§ **GIVEN INSTRUCTION**: Quote the whole listing exactly. Leave the pictures out of your copy.

(Excerpt from a dataset)

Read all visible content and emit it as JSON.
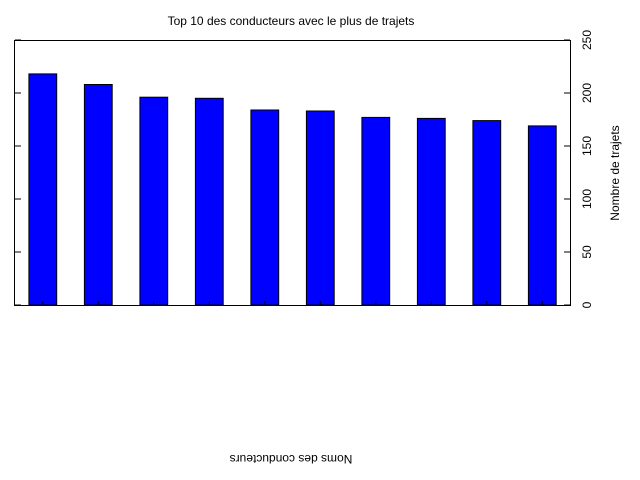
{
  "chart_data": {
    "type": "bar",
    "title": "Top 10 des conducteurs avec le plus de trajets",
    "xlabel": "Noms des conducteurs",
    "ylabel": "Nombre de trajets",
    "ylim": [
      0,
      250
    ],
    "yticks": [
      0,
      50,
      100,
      150,
      200,
      250
    ],
    "y_axis_side": "right",
    "xlabel_orientation": "upside-down",
    "grid": false,
    "legend": "none",
    "bar_color": "#0000ff",
    "values": [
      218,
      208,
      196,
      195,
      184,
      183,
      177,
      176,
      174,
      169
    ]
  }
}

§ **RESPONSE TO THE EXERCISE**:
Read all visible content and emit it as JSON.
{
  "chart_data": {
    "type": "bar",
    "title": "Top 10 des conducteurs avec le plus de trajets",
    "xlabel": "Noms des conducteurs",
    "ylabel": "Nombre de trajets",
    "ylim": [
      0,
      250
    ],
    "yticks": [
      0,
      50,
      100,
      150,
      200,
      250
    ],
    "y_axis_side": "right",
    "xlabel_orientation": "upside-down",
    "grid": false,
    "legend": "none",
    "bar_color": "#0000ff",
    "values": [
      218,
      208,
      196,
      195,
      184,
      183,
      177,
      176,
      174,
      169
    ]
  }
}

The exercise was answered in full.